| Exercise |
Repeat every line of the material, character for character.

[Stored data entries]
---

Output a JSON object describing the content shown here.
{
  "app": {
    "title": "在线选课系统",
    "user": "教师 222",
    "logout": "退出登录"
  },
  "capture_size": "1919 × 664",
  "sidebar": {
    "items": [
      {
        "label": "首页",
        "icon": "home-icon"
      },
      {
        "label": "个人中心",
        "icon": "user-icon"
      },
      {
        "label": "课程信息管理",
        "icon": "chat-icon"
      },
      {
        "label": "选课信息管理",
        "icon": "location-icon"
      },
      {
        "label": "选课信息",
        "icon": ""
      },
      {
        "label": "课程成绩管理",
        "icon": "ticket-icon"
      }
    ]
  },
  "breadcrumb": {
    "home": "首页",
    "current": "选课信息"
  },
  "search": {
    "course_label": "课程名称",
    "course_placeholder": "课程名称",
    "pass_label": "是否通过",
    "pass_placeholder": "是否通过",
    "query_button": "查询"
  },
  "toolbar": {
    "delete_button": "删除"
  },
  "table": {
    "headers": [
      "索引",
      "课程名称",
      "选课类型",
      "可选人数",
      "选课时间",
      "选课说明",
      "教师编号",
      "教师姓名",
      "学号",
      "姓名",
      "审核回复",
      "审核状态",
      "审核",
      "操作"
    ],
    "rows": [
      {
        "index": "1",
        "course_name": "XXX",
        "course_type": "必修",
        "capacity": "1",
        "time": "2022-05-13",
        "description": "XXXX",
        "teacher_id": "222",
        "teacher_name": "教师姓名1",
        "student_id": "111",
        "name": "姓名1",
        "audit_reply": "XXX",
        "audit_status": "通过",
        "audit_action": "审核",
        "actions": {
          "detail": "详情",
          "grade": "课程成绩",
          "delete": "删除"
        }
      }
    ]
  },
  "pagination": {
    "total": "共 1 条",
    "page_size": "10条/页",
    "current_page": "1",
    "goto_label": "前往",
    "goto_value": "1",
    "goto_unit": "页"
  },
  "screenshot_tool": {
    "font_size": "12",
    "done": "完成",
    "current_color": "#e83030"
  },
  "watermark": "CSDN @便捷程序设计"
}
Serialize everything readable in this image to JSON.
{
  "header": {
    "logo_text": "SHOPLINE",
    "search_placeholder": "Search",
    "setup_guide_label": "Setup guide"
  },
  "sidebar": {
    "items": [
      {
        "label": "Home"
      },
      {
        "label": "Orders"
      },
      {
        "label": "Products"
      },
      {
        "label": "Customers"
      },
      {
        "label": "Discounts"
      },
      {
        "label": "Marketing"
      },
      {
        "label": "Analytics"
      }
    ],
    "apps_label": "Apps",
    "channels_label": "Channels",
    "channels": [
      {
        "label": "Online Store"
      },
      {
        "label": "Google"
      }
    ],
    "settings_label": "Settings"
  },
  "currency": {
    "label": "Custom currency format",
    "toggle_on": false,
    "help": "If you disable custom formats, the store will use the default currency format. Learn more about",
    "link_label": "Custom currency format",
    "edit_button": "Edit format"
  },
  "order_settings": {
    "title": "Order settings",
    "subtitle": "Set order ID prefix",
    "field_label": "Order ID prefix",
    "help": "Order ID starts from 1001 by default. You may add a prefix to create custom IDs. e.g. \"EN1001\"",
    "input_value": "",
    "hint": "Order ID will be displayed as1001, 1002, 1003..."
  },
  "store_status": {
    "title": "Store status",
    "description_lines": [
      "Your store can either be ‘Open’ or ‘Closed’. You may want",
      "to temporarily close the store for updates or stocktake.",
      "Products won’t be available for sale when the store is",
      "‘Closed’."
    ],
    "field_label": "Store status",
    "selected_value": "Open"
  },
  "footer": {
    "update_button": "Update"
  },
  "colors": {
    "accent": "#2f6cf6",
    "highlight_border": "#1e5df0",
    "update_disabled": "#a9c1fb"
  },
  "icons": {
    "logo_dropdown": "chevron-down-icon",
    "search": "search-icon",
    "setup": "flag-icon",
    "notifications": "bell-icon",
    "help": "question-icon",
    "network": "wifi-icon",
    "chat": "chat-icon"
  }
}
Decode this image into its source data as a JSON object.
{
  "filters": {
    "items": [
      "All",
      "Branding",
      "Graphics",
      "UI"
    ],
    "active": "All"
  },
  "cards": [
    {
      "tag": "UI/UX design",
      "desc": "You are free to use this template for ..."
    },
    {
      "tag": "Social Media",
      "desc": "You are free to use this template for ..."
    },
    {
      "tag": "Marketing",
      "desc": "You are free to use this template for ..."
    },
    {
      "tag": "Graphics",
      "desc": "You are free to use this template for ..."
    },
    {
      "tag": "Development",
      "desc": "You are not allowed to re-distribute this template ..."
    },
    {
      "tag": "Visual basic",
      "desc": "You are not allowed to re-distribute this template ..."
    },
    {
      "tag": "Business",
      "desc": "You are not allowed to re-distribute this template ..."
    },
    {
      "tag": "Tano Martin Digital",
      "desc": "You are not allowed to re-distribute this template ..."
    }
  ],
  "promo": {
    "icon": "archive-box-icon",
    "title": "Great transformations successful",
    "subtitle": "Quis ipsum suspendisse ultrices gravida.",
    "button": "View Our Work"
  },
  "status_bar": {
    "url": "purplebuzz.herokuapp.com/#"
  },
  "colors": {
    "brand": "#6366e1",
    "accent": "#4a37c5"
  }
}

---

| Result |
Output a JSON object describing the content shown here.
{
  "app": {
    "title": "在线选课系统",
    "user": "教师 222",
    "logout": "退出登录"
  },
  "capture_size": "1919 × 664",
  "sidebar": {
    "items": [
      {
        "label": "首页",
        "icon": "home-icon"
      },
      {
        "label": "个人中心",
        "icon": "user-icon"
      },
      {
        "label": "课程信息管理",
        "icon": "chat-icon"
      },
      {
        "label": "选课信息管理",
        "icon": "location-icon"
      },
      {
        "label": "选课信息",
        "icon": ""
      },
      {
        "label": "课程成绩管理",
        "icon": "ticket-icon"
      }
    ]
  },
  "breadcrumb": {
    "home": "首页",
    "current": "选课信息"
  },
  "search": {
    "course_label": "课程名称",
    "course_placeholder": "课程名称",
    "pass_label": "是否通过",
    "pass_placeholder": "是否通过",
    "query_button": "查询"
  },
  "toolbar": {
    "delete_button": "删除"
  },
  "table": {
    "headers": [
      "索引",
      "课程名称",
      "选课类型",
      "可选人数",
      "选课时间",
      "选课说明",
      "教师编号",
      "教师姓名",
      "学号",
      "姓名",
      "审核回复",
      "审核状态",
      "审核",
      "操作"
    ],
    "rows": [
      {
        "index": "1",
        "course_name": "XXX",
        "course_type": "必修",
        "capacity": "1",
        "time": "2022-05-13",
        "description": "XXXX",
        "teacher_id": "222",
        "teacher_name": "教师姓名1",
        "student_id": "111",
        "name": "姓名1",
        "audit_reply": "XXX",
        "audit_status": "通过",
        "audit_action": "审核",
        "actions": {
          "detail": "详情",
          "grade": "课程成绩",
          "delete": "删除"
        }
      }
    ]
  },
  "pagination": {
    "total": "共 1 条",
    "page_size": "10条/页",
    "current_page": "1",
    "goto_label": "前往",
    "goto_value": "1",
    "goto_unit": "页"
  },
  "screenshot_tool": {
    "font_size": "12",
    "done": "完成",
    "current_color": "#e83030"
  },
  "watermark": "CSDN @便捷程序设计"
}
Serialize everything readable in this image to JSON.
{
  "header": {
    "logo_text": "SHOPLINE",
    "search_placeholder": "Search",
    "setup_guide_label": "Setup guide"
  },
  "sidebar": {
    "items": [
      {
        "label": "Home"
      },
      {
        "label": "Orders"
      },
      {
        "label": "Products"
      },
      {
        "label": "Customers"
      },
      {
        "label": "Discounts"
      },
      {
        "label": "Marketing"
      },
      {
        "label": "Analytics"
      }
    ],
    "apps_label": "Apps",
    "channels_label": "Channels",
    "channels": [
      {
        "label": "Online Store"
      },
      {
        "label": "Google"
      }
    ],
    "settings_label": "Settings"
  },
  "currency": {
    "label": "Custom currency format",
    "toggle_on": false,
    "help": "If you disable custom formats, the store will use the default currency format. Learn more about",
    "link_label": "Custom currency format",
    "edit_button": "Edit format"
  },
  "order_settings": {
    "title": "Order settings",
    "subtitle": "Set order ID prefix",
    "field_label": "Order ID prefix",
    "help": "Order ID starts from 1001 by default. You may add a prefix to create custom IDs. e.g. \"EN1001\"",
    "input_value": "",
    "hint": "Order ID will be displayed as1001, 1002, 1003..."
  },
  "store_status": {
    "title": "Store status",
    "description_lines": [
      "Your store can either be ‘Open’ or ‘Closed’. You may want",
      "to temporarily close the store for updates or stocktake.",
      "Products won’t be available for sale when the store is",
      "‘Closed’."
    ],
    "field_label": "Store status",
    "selected_value": "Open"
  },
  "footer": {
    "update_button": "Update"
  },
  "colors": {
    "accent": "#2f6cf6",
    "highlight_border": "#1e5df0",
    "update_disabled": "#a9c1fb"
  },
  "icons": {
    "logo_dropdown": "chevron-down-icon",
    "search": "search-icon",
    "setup": "flag-icon",
    "notifications": "bell-icon",
    "help": "question-icon",
    "network": "wifi-icon",
    "chat": "chat-icon"
  }
}
Decode this image into its source data as a JSON object.
{
  "filters": {
    "items": [
      "All",
      "Branding",
      "Graphics",
      "UI"
    ],
    "active": "All"
  },
  "cards": [
    {
      "tag": "UI/UX design",
      "desc": "You are free to use this template for ..."
    },
    {
      "tag": "Social Media",
      "desc": "You are free to use this template for ..."
    },
    {
      "tag": "Marketing",
      "desc": "You are free to use this template for ..."
    },
    {
      "tag": "Graphics",
      "desc": "You are free to use this template for ..."
    },
    {
      "tag": "Development",
      "desc": "You are not allowed to re-distribute this template ..."
    },
    {
      "tag": "Visual basic",
      "desc": "You are not allowed to re-distribute this template ..."
    },
    {
      "tag": "Business",
      "desc": "You are not allowed to re-distribute this template ..."
    },
    {
      "tag": "Tano Martin Digital",
      "desc": "You are not allowed to re-distribute this template ..."
    }
  ],
  "promo": {
    "icon": "archive-box-icon",
    "title": "Great transformations successful",
    "subtitle": "Quis ipsum suspendisse ultrices gravida.",
    "button": "View Our Work"
  },
  "status_bar": {
    "url": "purplebuzz.herokuapp.com/#"
  },
  "colors": {
    "brand": "#6366e1",
    "accent": "#4a37c5"
  }
}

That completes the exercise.